Written instruction:
State the number of lines that contain the word "your", and add nothing else.

++++++++++

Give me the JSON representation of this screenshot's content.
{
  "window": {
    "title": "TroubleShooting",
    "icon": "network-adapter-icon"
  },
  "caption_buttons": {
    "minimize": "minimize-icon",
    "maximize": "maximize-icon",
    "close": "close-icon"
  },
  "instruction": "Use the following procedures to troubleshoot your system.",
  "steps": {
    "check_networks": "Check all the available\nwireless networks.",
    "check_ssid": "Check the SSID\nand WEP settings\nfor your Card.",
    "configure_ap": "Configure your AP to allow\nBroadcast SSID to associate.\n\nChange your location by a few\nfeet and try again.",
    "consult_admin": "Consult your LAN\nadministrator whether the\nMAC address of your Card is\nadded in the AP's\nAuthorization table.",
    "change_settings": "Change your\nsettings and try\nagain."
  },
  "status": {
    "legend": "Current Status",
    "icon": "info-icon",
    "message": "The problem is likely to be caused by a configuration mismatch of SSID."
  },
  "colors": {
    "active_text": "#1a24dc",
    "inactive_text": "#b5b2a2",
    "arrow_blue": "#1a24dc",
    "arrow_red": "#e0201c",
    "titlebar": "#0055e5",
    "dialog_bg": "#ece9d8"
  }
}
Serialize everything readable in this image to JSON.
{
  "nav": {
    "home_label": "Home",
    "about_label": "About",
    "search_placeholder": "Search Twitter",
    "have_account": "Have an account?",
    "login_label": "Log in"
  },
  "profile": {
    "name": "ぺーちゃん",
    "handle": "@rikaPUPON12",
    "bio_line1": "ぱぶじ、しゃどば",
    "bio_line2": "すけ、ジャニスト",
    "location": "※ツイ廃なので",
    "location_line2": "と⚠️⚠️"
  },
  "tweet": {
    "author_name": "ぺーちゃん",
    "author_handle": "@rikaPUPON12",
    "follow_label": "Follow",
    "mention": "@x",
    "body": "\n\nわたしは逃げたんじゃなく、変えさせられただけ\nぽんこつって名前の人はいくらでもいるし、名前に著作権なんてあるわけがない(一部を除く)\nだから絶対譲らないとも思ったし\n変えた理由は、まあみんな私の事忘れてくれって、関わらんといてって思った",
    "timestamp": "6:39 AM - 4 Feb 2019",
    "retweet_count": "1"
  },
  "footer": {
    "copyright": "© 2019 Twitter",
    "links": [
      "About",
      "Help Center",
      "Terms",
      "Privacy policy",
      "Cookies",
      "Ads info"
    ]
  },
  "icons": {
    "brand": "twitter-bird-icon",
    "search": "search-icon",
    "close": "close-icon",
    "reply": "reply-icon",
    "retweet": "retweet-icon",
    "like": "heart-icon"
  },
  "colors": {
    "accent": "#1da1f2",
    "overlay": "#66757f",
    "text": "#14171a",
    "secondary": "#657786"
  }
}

++++++++++

Answer to the problem:
5